Directive: Collect the lines of the entries where "JSON" shows up.
Begin Exercise material
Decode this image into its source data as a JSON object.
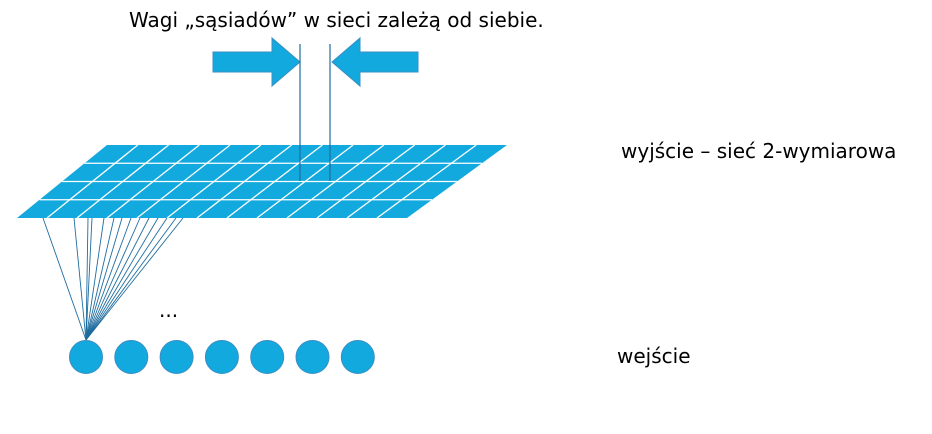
{
  "diagram": {
    "title": "Wagi „sąsiadów” w sieci zależą od siebie.",
    "output_label": "wyjście – sieć 2-wymiarowa",
    "input_label": "wejście",
    "ellipsis": "...",
    "grid": {
      "rows": 4,
      "cols": 13
    },
    "input_nodes": 7,
    "colors": {
      "fill": "#12a9de",
      "node_stroke": "#3a8ec4",
      "grid_line": "#ffffff",
      "connection": "#1f6d9e"
    }
  }
}
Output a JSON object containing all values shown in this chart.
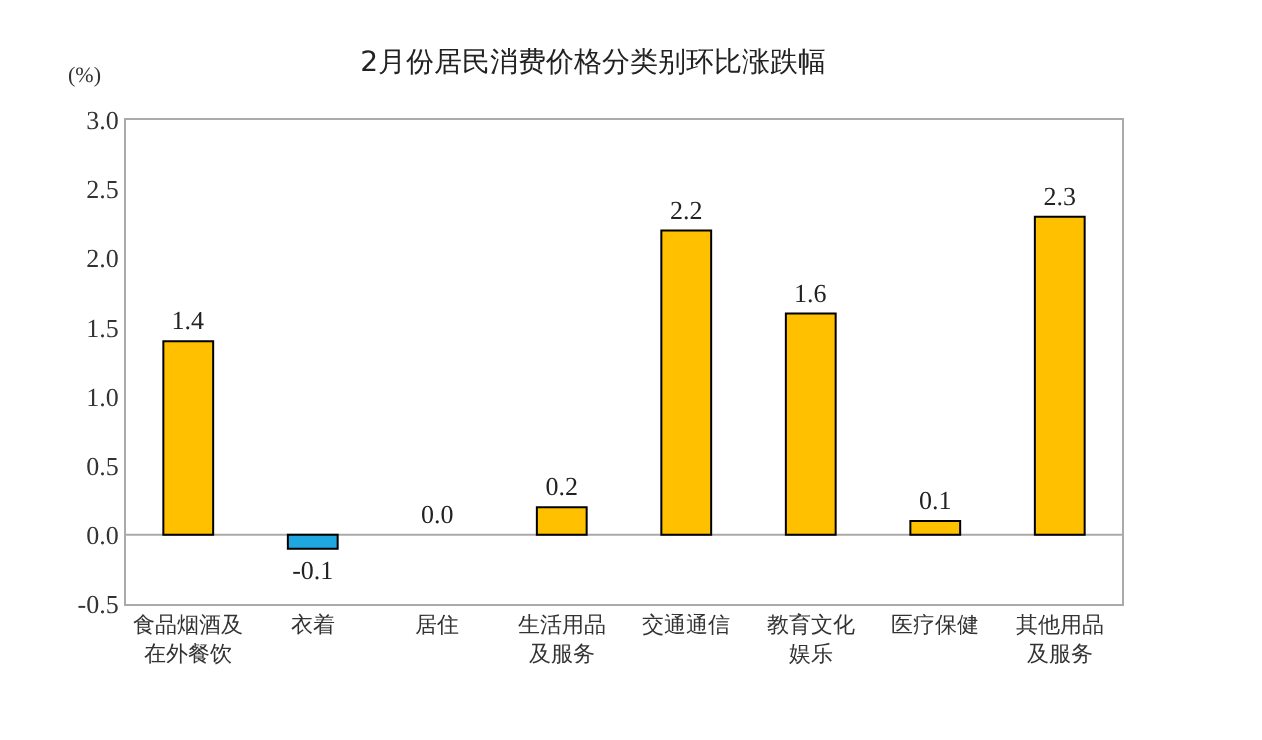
{
  "chart_data": {
    "type": "bar",
    "title": "2月份居民消费价格分类别环比涨跌幅",
    "ylabel": "(%)",
    "categories": [
      "食品烟酒及在外餐饮",
      "衣着",
      "居住",
      "生活用品及服务",
      "交通通信",
      "教育文化娱乐",
      "医疗保健",
      "其他用品及服务"
    ],
    "values": [
      1.4,
      -0.1,
      0.0,
      0.2,
      2.2,
      1.6,
      0.1,
      2.3
    ],
    "value_labels": [
      "1.4",
      "-0.1",
      "0.0",
      "0.2",
      "2.2",
      "1.6",
      "0.1",
      "2.3"
    ],
    "ref_lines": [
      {
        "axis": "y",
        "value": 0,
        "color": "#aaaaaa"
      }
    ],
    "colors": [
      "#ffc000",
      "#1fa8e0",
      "#ffc000",
      "#ffc000",
      "#ffc000",
      "#ffc000",
      "#ffc000",
      "#ffc000"
    ],
    "ylim": [
      -0.5,
      3.0
    ],
    "yticks": [
      {
        "value": -0.5,
        "label": "-0.5"
      },
      {
        "value": 0,
        "label": "0.0"
      },
      {
        "value": 0.5,
        "label": "0.5"
      },
      {
        "value": 1,
        "label": "1.0"
      },
      {
        "value": 1.5,
        "label": "1.5"
      },
      {
        "value": 2,
        "label": "2.0"
      },
      {
        "value": 2.5,
        "label": "2.5"
      },
      {
        "value": 3,
        "label": "3.0"
      }
    ],
    "grid": false
  }
}
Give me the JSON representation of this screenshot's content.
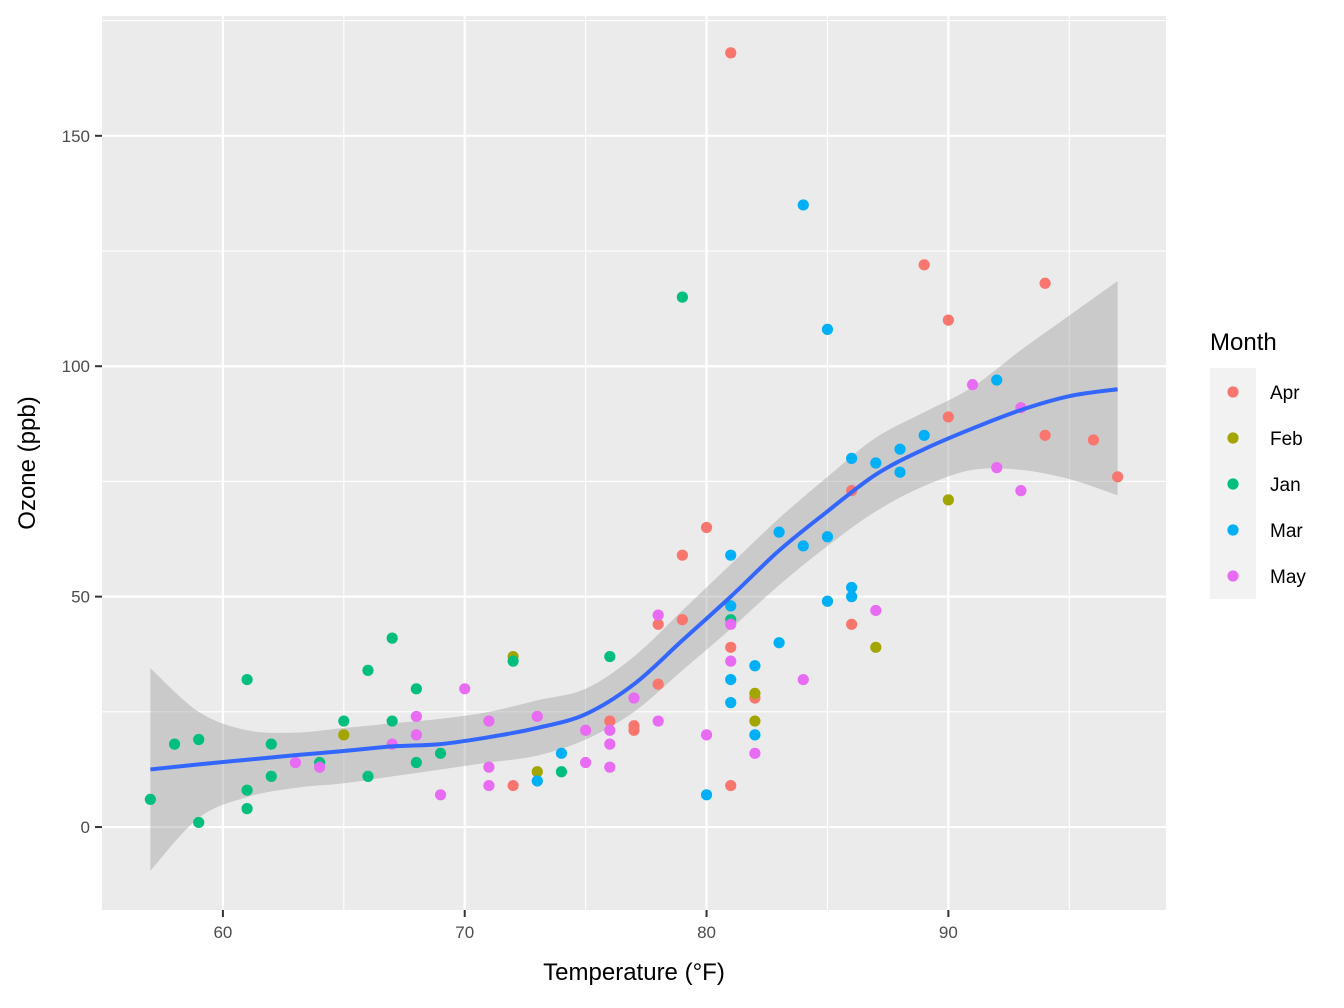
{
  "chart_data": {
    "type": "scatter",
    "title": "",
    "xlabel": "Temperature (°F)",
    "ylabel": "Ozone (ppb)",
    "xlim": [
      55,
      99
    ],
    "ylim": [
      -18,
      176
    ],
    "x_ticks": [
      60,
      70,
      80,
      90
    ],
    "y_ticks": [
      0,
      50,
      100,
      150
    ],
    "x_tick_labels": [
      "60",
      "70",
      "80",
      "90"
    ],
    "y_tick_labels": [
      "0",
      "50",
      "100",
      "150"
    ],
    "grid": true,
    "legend": {
      "title": "Month",
      "position": "right"
    },
    "series": [
      {
        "name": "Apr",
        "color": "#F8766D",
        "points": [
          [
            81,
            168
          ],
          [
            89,
            122
          ],
          [
            94,
            118
          ],
          [
            90,
            110
          ],
          [
            90,
            89
          ],
          [
            94,
            85
          ],
          [
            96,
            84
          ],
          [
            97,
            76
          ],
          [
            86,
            73
          ],
          [
            80,
            65
          ],
          [
            79,
            59
          ],
          [
            79,
            45
          ],
          [
            78,
            44
          ],
          [
            86,
            44
          ],
          [
            81,
            39
          ],
          [
            78,
            31
          ],
          [
            82,
            28
          ],
          [
            76,
            23
          ],
          [
            77,
            22
          ],
          [
            77,
            21
          ],
          [
            72,
            9
          ],
          [
            81,
            9
          ]
        ]
      },
      {
        "name": "Feb",
        "color": "#A3A500",
        "points": [
          [
            90,
            71
          ],
          [
            87,
            39
          ],
          [
            72,
            37
          ],
          [
            82,
            29
          ],
          [
            82,
            23
          ],
          [
            65,
            20
          ],
          [
            73,
            12
          ]
        ]
      },
      {
        "name": "Jan",
        "color": "#00BF7D",
        "points": [
          [
            79,
            115
          ],
          [
            81,
            45
          ],
          [
            67,
            41
          ],
          [
            76,
            37
          ],
          [
            72,
            36
          ],
          [
            66,
            34
          ],
          [
            61,
            32
          ],
          [
            68,
            30
          ],
          [
            65,
            23
          ],
          [
            67,
            23
          ],
          [
            59,
            19
          ],
          [
            58,
            18
          ],
          [
            62,
            18
          ],
          [
            69,
            16
          ],
          [
            64,
            14
          ],
          [
            68,
            14
          ],
          [
            74,
            12
          ],
          [
            62,
            11
          ],
          [
            66,
            11
          ],
          [
            61,
            8
          ],
          [
            57,
            6
          ],
          [
            61,
            4
          ],
          [
            59,
            1
          ]
        ]
      },
      {
        "name": "Mar",
        "color": "#00B0F6",
        "points": [
          [
            84,
            135
          ],
          [
            85,
            108
          ],
          [
            92,
            97
          ],
          [
            89,
            85
          ],
          [
            88,
            82
          ],
          [
            86,
            80
          ],
          [
            87,
            79
          ],
          [
            88,
            77
          ],
          [
            83,
            64
          ],
          [
            85,
            63
          ],
          [
            84,
            61
          ],
          [
            81,
            59
          ],
          [
            86,
            52
          ],
          [
            86,
            50
          ],
          [
            85,
            49
          ],
          [
            81,
            48
          ],
          [
            83,
            40
          ],
          [
            82,
            35
          ],
          [
            81,
            32
          ],
          [
            81,
            27
          ],
          [
            82,
            20
          ],
          [
            74,
            16
          ],
          [
            73,
            10
          ],
          [
            80,
            7
          ]
        ]
      },
      {
        "name": "May",
        "color": "#E76BF3",
        "points": [
          [
            91,
            96
          ],
          [
            93,
            91
          ],
          [
            92,
            78
          ],
          [
            93,
            73
          ],
          [
            87,
            47
          ],
          [
            78,
            46
          ],
          [
            81,
            44
          ],
          [
            81,
            36
          ],
          [
            84,
            32
          ],
          [
            70,
            30
          ],
          [
            77,
            28
          ],
          [
            68,
            24
          ],
          [
            73,
            24
          ],
          [
            71,
            23
          ],
          [
            78,
            23
          ],
          [
            75,
            21
          ],
          [
            76,
            21
          ],
          [
            68,
            20
          ],
          [
            80,
            20
          ],
          [
            67,
            18
          ],
          [
            76,
            18
          ],
          [
            82,
            16
          ],
          [
            63,
            14
          ],
          [
            75,
            14
          ],
          [
            64,
            13
          ],
          [
            71,
            13
          ],
          [
            76,
            13
          ],
          [
            71,
            9
          ],
          [
            69,
            7
          ]
        ]
      }
    ],
    "smooth": {
      "color": "#3366FF",
      "band_color": "#999999",
      "x": [
        57,
        59,
        61,
        63,
        65,
        67,
        69,
        71,
        73,
        75,
        77,
        79,
        81,
        83,
        85,
        87,
        89,
        91,
        93,
        95,
        97
      ],
      "y": [
        12.5,
        13.6,
        14.6,
        15.6,
        16.5,
        17.5,
        18,
        19.5,
        21.5,
        24.5,
        31,
        40.5,
        50,
        60,
        68.5,
        76.5,
        82,
        86.5,
        90.5,
        93.5,
        95
      ],
      "lower": [
        -9.5,
        2,
        6.5,
        8.5,
        9.5,
        11,
        12.5,
        14,
        15.5,
        19,
        25,
        34,
        43,
        52.5,
        61,
        68.5,
        74,
        77.5,
        77.5,
        75.5,
        72
      ],
      "upper": [
        34.5,
        25,
        21,
        20.5,
        21.5,
        22.5,
        23.5,
        25,
        27.5,
        30,
        37,
        47,
        57,
        67,
        76,
        84.5,
        90,
        95.5,
        103.5,
        111,
        118.5
      ]
    }
  }
}
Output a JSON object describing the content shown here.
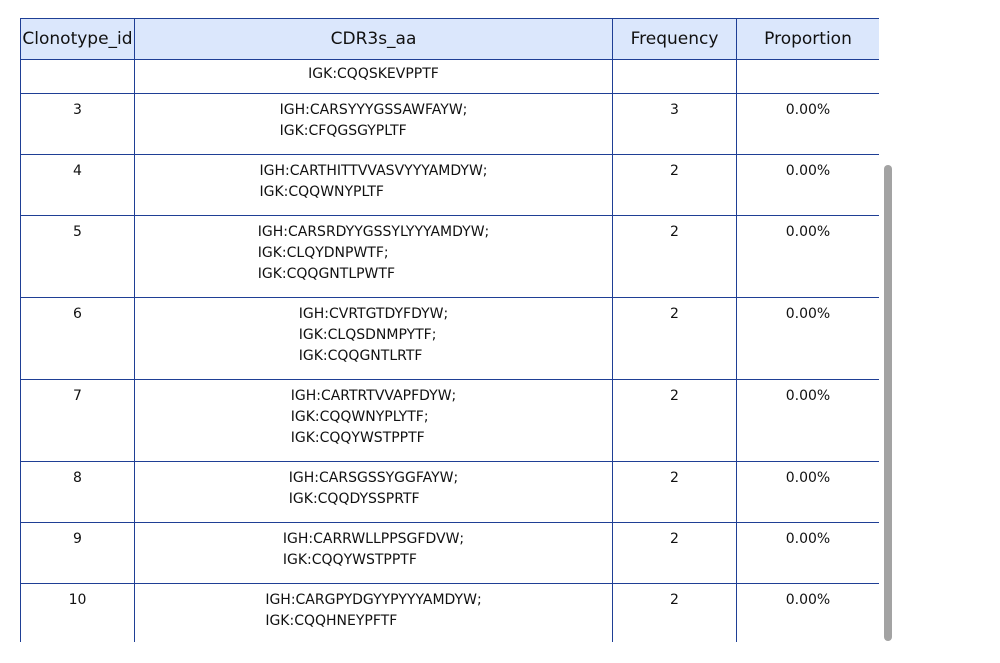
{
  "table": {
    "headers": [
      "Clonotype_id",
      "CDR3s_aa",
      "Frequency",
      "Proportion"
    ],
    "partial_row": {
      "cdr3": [
        "IGK:CQQSKEVPPTF"
      ]
    },
    "rows": [
      {
        "id": "3",
        "cdr3": [
          "IGH:CARSYYYGSSAWFAYW;",
          "IGK:CFQGSGYPLTF"
        ],
        "frequency": "3",
        "proportion": "0.00%"
      },
      {
        "id": "4",
        "cdr3": [
          "IGH:CARTHITTVVASVYYYAMDYW;",
          "IGK:CQQWNYPLTF"
        ],
        "frequency": "2",
        "proportion": "0.00%"
      },
      {
        "id": "5",
        "cdr3": [
          "IGH:CARSRDYYGSSYLYYYAMDYW;",
          "IGK:CLQYDNPWTF;",
          "IGK:CQQGNTLPWTF"
        ],
        "frequency": "2",
        "proportion": "0.00%"
      },
      {
        "id": "6",
        "cdr3": [
          "IGH:CVRTGTDYFDYW;",
          "IGK:CLQSDNMPYTF;",
          "IGK:CQQGNTLRTF"
        ],
        "frequency": "2",
        "proportion": "0.00%"
      },
      {
        "id": "7",
        "cdr3": [
          "IGH:CARTRTVVAPFDYW;",
          "IGK:CQQWNYPLYTF;",
          "IGK:CQQYWSTPPTF"
        ],
        "frequency": "2",
        "proportion": "0.00%"
      },
      {
        "id": "8",
        "cdr3": [
          "IGH:CARSGSSYGGFAYW;",
          "IGK:CQQDYSSPRTF"
        ],
        "frequency": "2",
        "proportion": "0.00%"
      },
      {
        "id": "9",
        "cdr3": [
          "IGH:CARRWLLPPSGFDVW;",
          "IGK:CQQYWSTPPTF"
        ],
        "frequency": "2",
        "proportion": "0.00%"
      },
      {
        "id": "10",
        "cdr3": [
          "IGH:CARGPYDGYYPYYYAMDYW;",
          "IGK:CQQHNEYPFTF"
        ],
        "frequency": "2",
        "proportion": "0.00%"
      }
    ]
  }
}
End Exercise material
The output:
Decode this image into its source data as a JSON object.
Output a JSON object containing all values shown in this chart.
Give me the JSON representation of this screenshot's content.
Output a JSON object describing the content shown here.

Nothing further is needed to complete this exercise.